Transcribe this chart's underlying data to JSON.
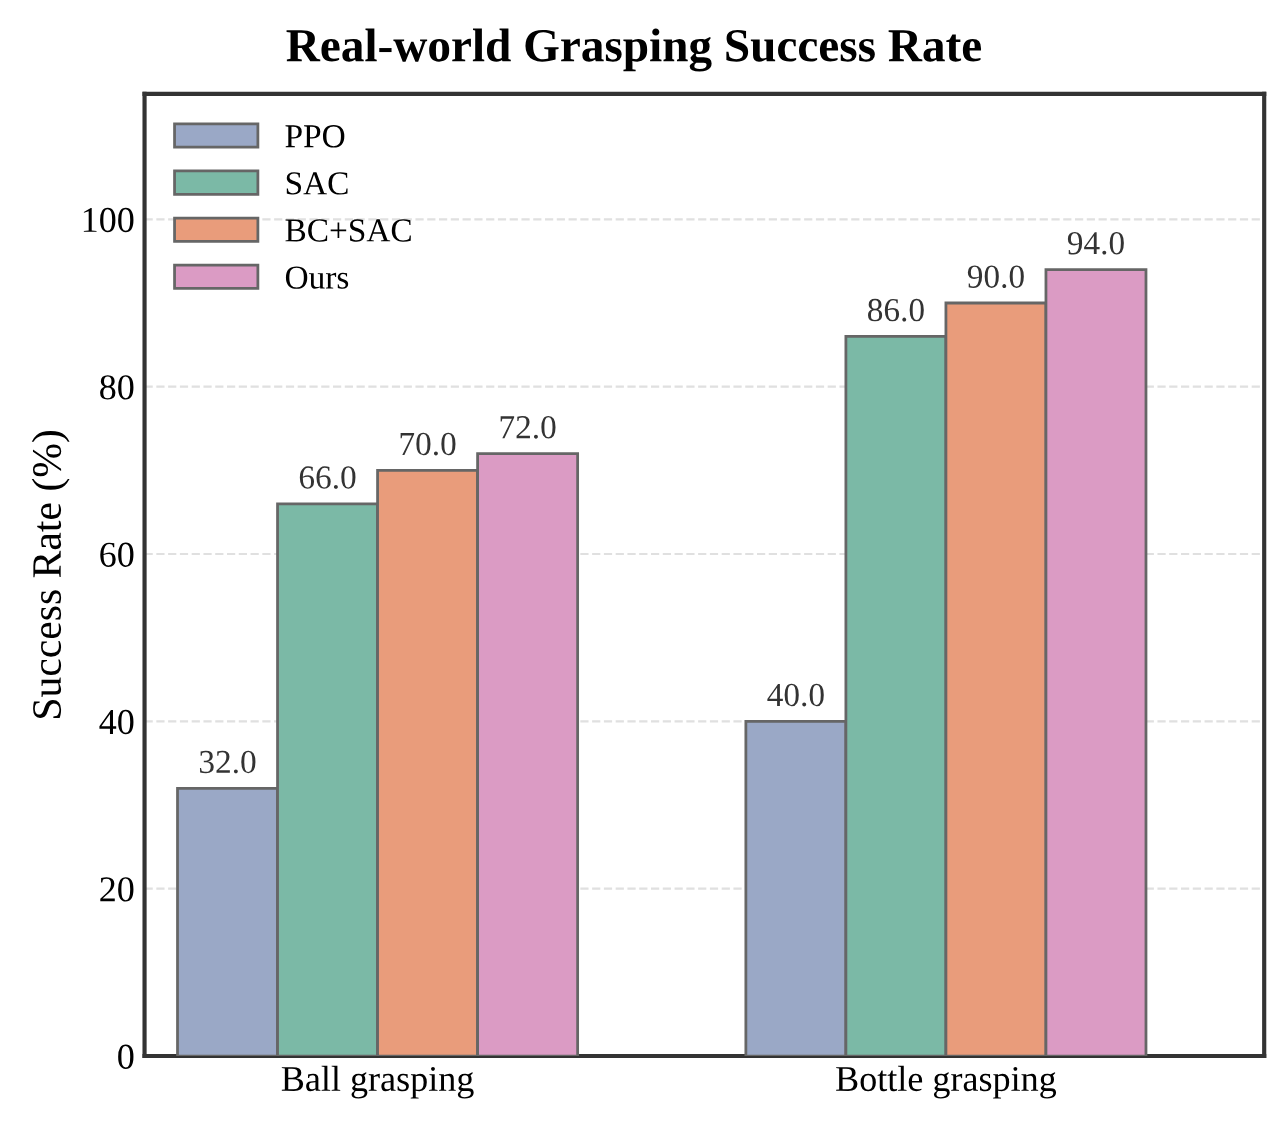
{
  "chart_data": {
    "type": "bar",
    "title": "Real-world Grasping Success Rate",
    "ylabel": "Success Rate (%)",
    "categories": [
      "Ball grasping",
      "Bottle grasping"
    ],
    "series": [
      {
        "name": "PPO",
        "color": "#9aa8c6",
        "values": [
          32.0,
          40.0
        ],
        "value_labels": [
          "32.0",
          "40.0"
        ]
      },
      {
        "name": "SAC",
        "color": "#7bb9a6",
        "values": [
          66.0,
          86.0
        ],
        "value_labels": [
          "66.0",
          "86.0"
        ]
      },
      {
        "name": "BC+SAC",
        "color": "#e99c7b",
        "values": [
          70.0,
          90.0
        ],
        "value_labels": [
          "70.0",
          "90.0"
        ]
      },
      {
        "name": "Ours",
        "color": "#db9bc4",
        "values": [
          72.0,
          94.0
        ],
        "value_labels": [
          "72.0",
          "94.0"
        ]
      }
    ],
    "ylim": [
      0,
      115
    ],
    "yticks": [
      0,
      20,
      40,
      60,
      80,
      100
    ],
    "grid": "y",
    "legend": "top left"
  }
}
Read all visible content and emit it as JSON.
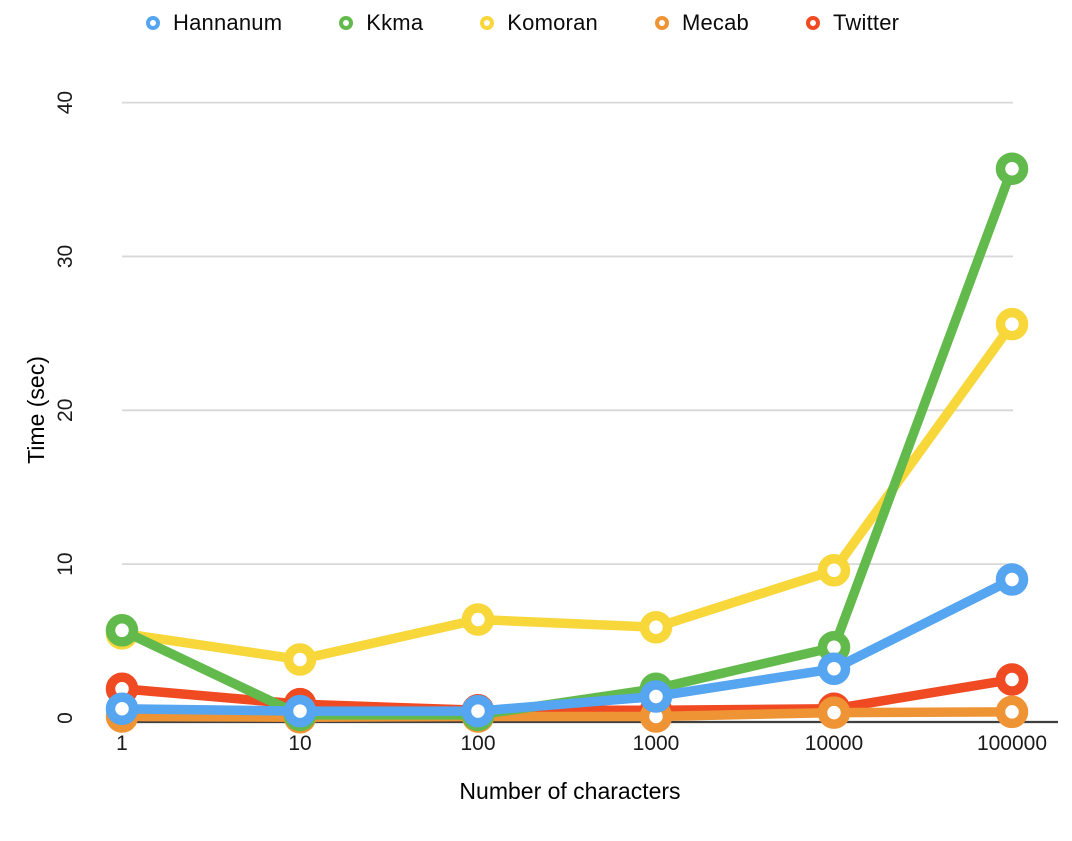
{
  "chart_data": {
    "type": "line",
    "title": "",
    "xlabel": "Number of characters",
    "ylabel": "Time (sec)",
    "categories": [
      "1",
      "10",
      "100",
      "1000",
      "10000",
      "100000"
    ],
    "x_scale_note": "categories are powers of 10, evenly spaced",
    "yticks": [
      0,
      10,
      20,
      30,
      40
    ],
    "ylim": [
      0,
      40
    ],
    "grid": "horizontal-only",
    "grid_color": "#d8d8d8",
    "axis_line_color": "#3f3f3f",
    "background_color": "#ffffff",
    "legend_position": "top",
    "marker_style": "open-ring",
    "series": [
      {
        "name": "Hannanum",
        "color": "#55a5f0",
        "values": [
          0.6,
          0.45,
          0.45,
          1.4,
          3.2,
          9.0
        ]
      },
      {
        "name": "Kkma",
        "color": "#63ba4c",
        "values": [
          5.7,
          0.2,
          0.2,
          1.9,
          4.6,
          35.7
        ]
      },
      {
        "name": "Komoran",
        "color": "#f8d73b",
        "values": [
          5.5,
          3.8,
          6.4,
          5.9,
          9.6,
          25.6
        ]
      },
      {
        "name": "Mecab",
        "color": "#ee9434",
        "values": [
          0.1,
          0.05,
          0.1,
          0.1,
          0.35,
          0.4
        ]
      },
      {
        "name": "Twitter",
        "color": "#f04a22",
        "values": [
          1.9,
          0.9,
          0.5,
          0.5,
          0.6,
          2.5
        ]
      }
    ],
    "draw_order": [
      "Twitter",
      "Mecab",
      "Komoran",
      "Kkma",
      "Hannanum"
    ]
  }
}
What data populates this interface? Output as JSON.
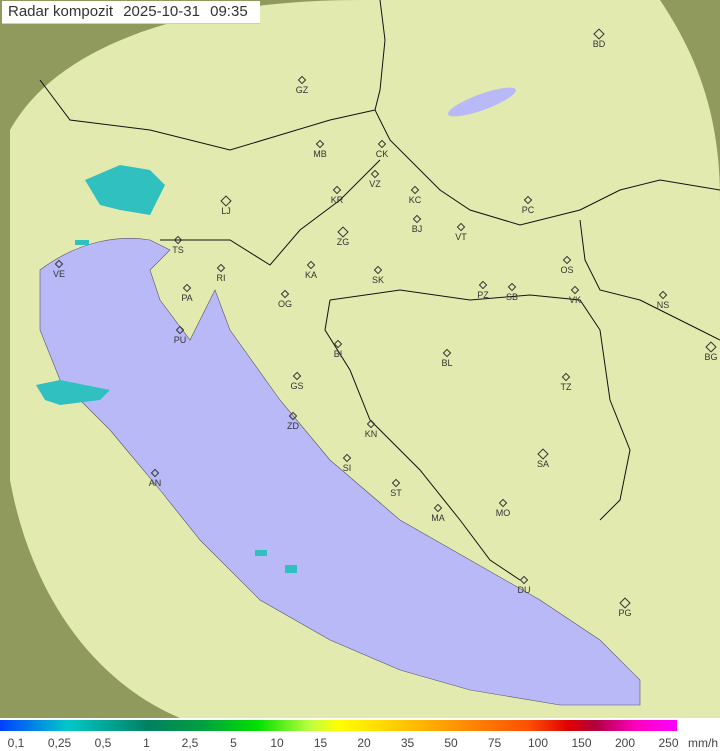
{
  "title": {
    "label": "Radar kompozit",
    "date": "2025-10-31",
    "time": "09:35"
  },
  "map": {
    "colors": {
      "land": "#e6ecb0",
      "outside": "#8f9a5c",
      "sea": "#b9b9f8",
      "echo": "#30c0c0"
    },
    "cities": [
      "GZ",
      "BD",
      "MB",
      "CK",
      "VZ",
      "KR",
      "KC",
      "LJ",
      "PC",
      "BJ",
      "ZG",
      "VT",
      "TS",
      "VE",
      "KA",
      "SK",
      "OS",
      "RI",
      "PA",
      "OG",
      "PZ",
      "SB",
      "VK",
      "NS",
      "PU",
      "BI",
      "BL",
      "BG",
      "GS",
      "TZ",
      "ZD",
      "KN",
      "SA",
      "SI",
      "AN",
      "ST",
      "MA",
      "MO",
      "DU",
      "PG"
    ]
  },
  "legend": {
    "ticks": [
      "0,1",
      "0,25",
      "0,5",
      "1",
      "2,5",
      "5",
      "10",
      "15",
      "20",
      "35",
      "50",
      "75",
      "100",
      "150",
      "200",
      "250"
    ],
    "unit": "mm/h"
  }
}
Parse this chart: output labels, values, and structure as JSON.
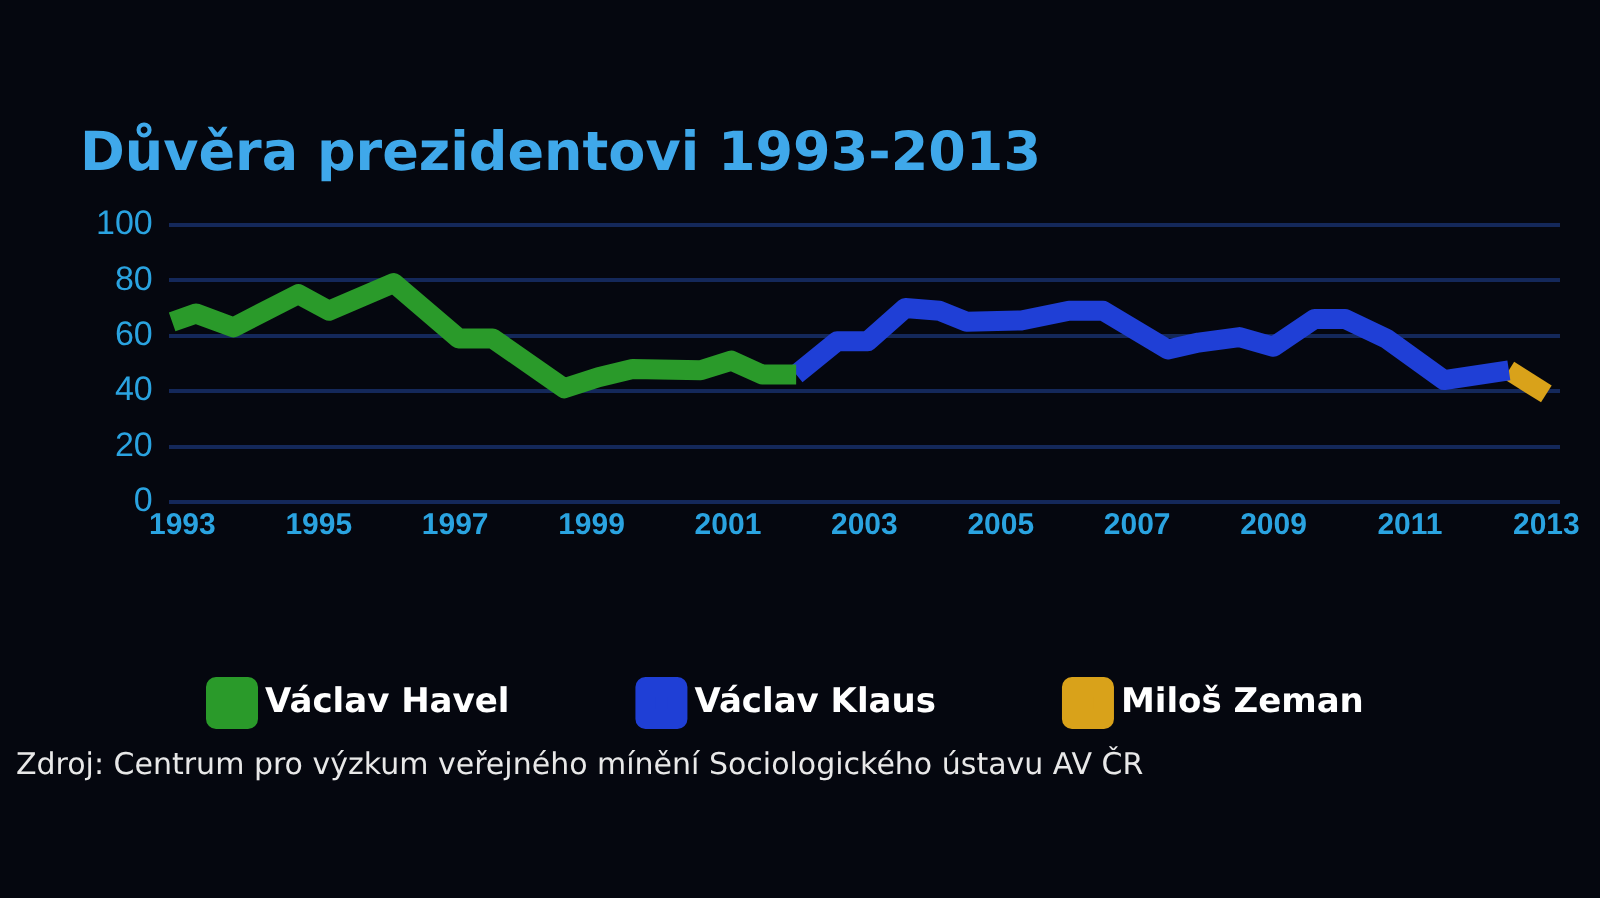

WHAT THE EXERCISE ASKS: Your task is to copy the entries in full and exactly, without any images.

FINISHED TASK:
Transcribe this chart's underlying data to JSON.
{
  "chart_data": {
    "type": "bar",
    "title": "Real-world Grasping Success Rate",
    "ylabel": "Success Rate (%)",
    "categories": [
      "Ball grasping",
      "Bottle grasping"
    ],
    "series": [
      {
        "name": "PPO",
        "color": "#9aa8c6",
        "values": [
          32.0,
          40.0
        ],
        "value_labels": [
          "32.0",
          "40.0"
        ]
      },
      {
        "name": "SAC",
        "color": "#7bb9a6",
        "values": [
          66.0,
          86.0
        ],
        "value_labels": [
          "66.0",
          "86.0"
        ]
      },
      {
        "name": "BC+SAC",
        "color": "#e99c7b",
        "values": [
          70.0,
          90.0
        ],
        "value_labels": [
          "70.0",
          "90.0"
        ]
      },
      {
        "name": "Ours",
        "color": "#db9bc4",
        "values": [
          72.0,
          94.0
        ],
        "value_labels": [
          "72.0",
          "94.0"
        ]
      }
    ],
    "ylim": [
      0,
      115
    ],
    "yticks": [
      0,
      20,
      40,
      60,
      80,
      100
    ],
    "grid": "y",
    "legend": "top left"
  }
}
Read all visible content and emit it as JSON.
{
  "chart_data": {
    "type": "line",
    "title": "",
    "xlabel": "Number of characters",
    "ylabel": "Time (sec)",
    "categories": [
      "1",
      "10",
      "100",
      "1000",
      "10000",
      "100000"
    ],
    "x_scale_note": "categories are powers of 10, evenly spaced",
    "yticks": [
      0,
      10,
      20,
      30,
      40
    ],
    "ylim": [
      0,
      40
    ],
    "grid": "horizontal-only",
    "grid_color": "#d8d8d8",
    "axis_line_color": "#3f3f3f",
    "background_color": "#ffffff",
    "legend_position": "top",
    "marker_style": "open-ring",
    "series": [
      {
        "name": "Hannanum",
        "color": "#55a5f0",
        "values": [
          0.6,
          0.45,
          0.45,
          1.4,
          3.2,
          9.0
        ]
      },
      {
        "name": "Kkma",
        "color": "#63ba4c",
        "values": [
          5.7,
          0.2,
          0.2,
          1.9,
          4.6,
          35.7
        ]
      },
      {
        "name": "Komoran",
        "color": "#f8d73b",
        "values": [
          5.5,
          3.8,
          6.4,
          5.9,
          9.6,
          25.6
        ]
      },
      {
        "name": "Mecab",
        "color": "#ee9434",
        "values": [
          0.1,
          0.05,
          0.1,
          0.1,
          0.35,
          0.4
        ]
      },
      {
        "name": "Twitter",
        "color": "#f04a22",
        "values": [
          1.9,
          0.9,
          0.5,
          0.5,
          0.6,
          2.5
        ]
      }
    ],
    "draw_order": [
      "Twitter",
      "Mecab",
      "Komoran",
      "Kkma",
      "Hannanum"
    ]
  }
}
What data populates this interface? Output as JSON.
{
  "title": {
    "label": "Radar kompozit",
    "date": "2025-10-31",
    "time": "09:35"
  },
  "map": {
    "colors": {
      "land": "#e6ecb0",
      "outside": "#8f9a5c",
      "sea": "#b9b9f8",
      "echo": "#30c0c0"
    },
    "cities": [
      "GZ",
      "BD",
      "MB",
      "CK",
      "VZ",
      "KR",
      "KC",
      "LJ",
      "PC",
      "BJ",
      "ZG",
      "VT",
      "TS",
      "VE",
      "KA",
      "SK",
      "OS",
      "RI",
      "PA",
      "OG",
      "PZ",
      "SB",
      "VK",
      "NS",
      "PU",
      "BI",
      "BL",
      "BG",
      "GS",
      "TZ",
      "ZD",
      "KN",
      "SA",
      "SI",
      "AN",
      "ST",
      "MA",
      "MO",
      "DU",
      "PG"
    ]
  },
  "legend": {
    "ticks": [
      "0,1",
      "0,25",
      "0,5",
      "1",
      "2,5",
      "5",
      "10",
      "15",
      "20",
      "35",
      "50",
      "75",
      "100",
      "150",
      "200",
      "250"
    ],
    "unit": "mm/h"
  }
}
Parse this chart: output labels, values, and structure as JSON.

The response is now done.